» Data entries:

##########

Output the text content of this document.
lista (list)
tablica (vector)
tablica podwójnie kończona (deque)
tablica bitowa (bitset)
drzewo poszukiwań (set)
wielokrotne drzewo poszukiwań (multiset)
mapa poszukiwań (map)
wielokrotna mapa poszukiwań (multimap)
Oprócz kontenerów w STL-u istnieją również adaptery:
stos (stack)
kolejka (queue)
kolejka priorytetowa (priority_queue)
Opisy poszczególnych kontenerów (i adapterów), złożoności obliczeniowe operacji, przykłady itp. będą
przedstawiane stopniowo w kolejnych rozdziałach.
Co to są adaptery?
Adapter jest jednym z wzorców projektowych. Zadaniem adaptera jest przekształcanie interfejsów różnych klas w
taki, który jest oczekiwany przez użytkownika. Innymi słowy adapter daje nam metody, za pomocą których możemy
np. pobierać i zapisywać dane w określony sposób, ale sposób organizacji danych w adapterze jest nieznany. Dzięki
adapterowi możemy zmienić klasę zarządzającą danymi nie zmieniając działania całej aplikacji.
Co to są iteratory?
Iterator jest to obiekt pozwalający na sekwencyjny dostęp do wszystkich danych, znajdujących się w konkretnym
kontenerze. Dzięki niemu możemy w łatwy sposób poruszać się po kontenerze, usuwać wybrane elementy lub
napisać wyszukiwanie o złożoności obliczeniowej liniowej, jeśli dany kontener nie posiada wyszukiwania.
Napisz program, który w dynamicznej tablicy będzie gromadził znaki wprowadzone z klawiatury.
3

##########

» WORK REQUIRED:
Return each line of the records above exactly as it reads.

» ANSWER BELOW:
Output the text content of this document.
lista (list)
tablica (vector)
tablica podwójnie kończona (deque)
tablica bitowa (bitset)
drzewo poszukiwań (set)
wielokrotne drzewo poszukiwań (multiset)
mapa poszukiwań (map)
wielokrotna mapa poszukiwań (multimap)
Oprócz kontenerów w STL-u istnieją również adaptery:
stos (stack)
kolejka (queue)
kolejka priorytetowa (priority_queue)
Opisy poszczególnych kontenerów (i adapterów), złożoności obliczeniowe operacji, przykłady itp. będą
przedstawiane stopniowo w kolejnych rozdziałach.
Co to są adaptery?
Adapter jest jednym z wzorców projektowych. Zadaniem adaptera jest przekształcanie interfejsów różnych klas w
taki, który jest oczekiwany przez użytkownika. Innymi słowy adapter daje nam metody, za pomocą których możemy
np. pobierać i zapisywać dane w określony sposób, ale sposób organizacji danych w adapterze jest nieznany. Dzięki
adapterowi możemy zmienić klasę zarządzającą danymi nie zmieniając działania całej aplikacji.
Co to są iteratory?
Iterator jest to obiekt pozwalający na sekwencyjny dostęp do wszystkich danych, znajdujących się w konkretnym
kontenerze. Dzięki niemu możemy w łatwy sposób poruszać się po kontenerze, usuwać wybrane elementy lub
napisać wyszukiwanie o złożoności obliczeniowej liniowej, jeśli dany kontener nie posiada wyszukiwania.
Napisz program, który w dynamicznej tablicy będzie gromadził znaki wprowadzone z klawiatury.
3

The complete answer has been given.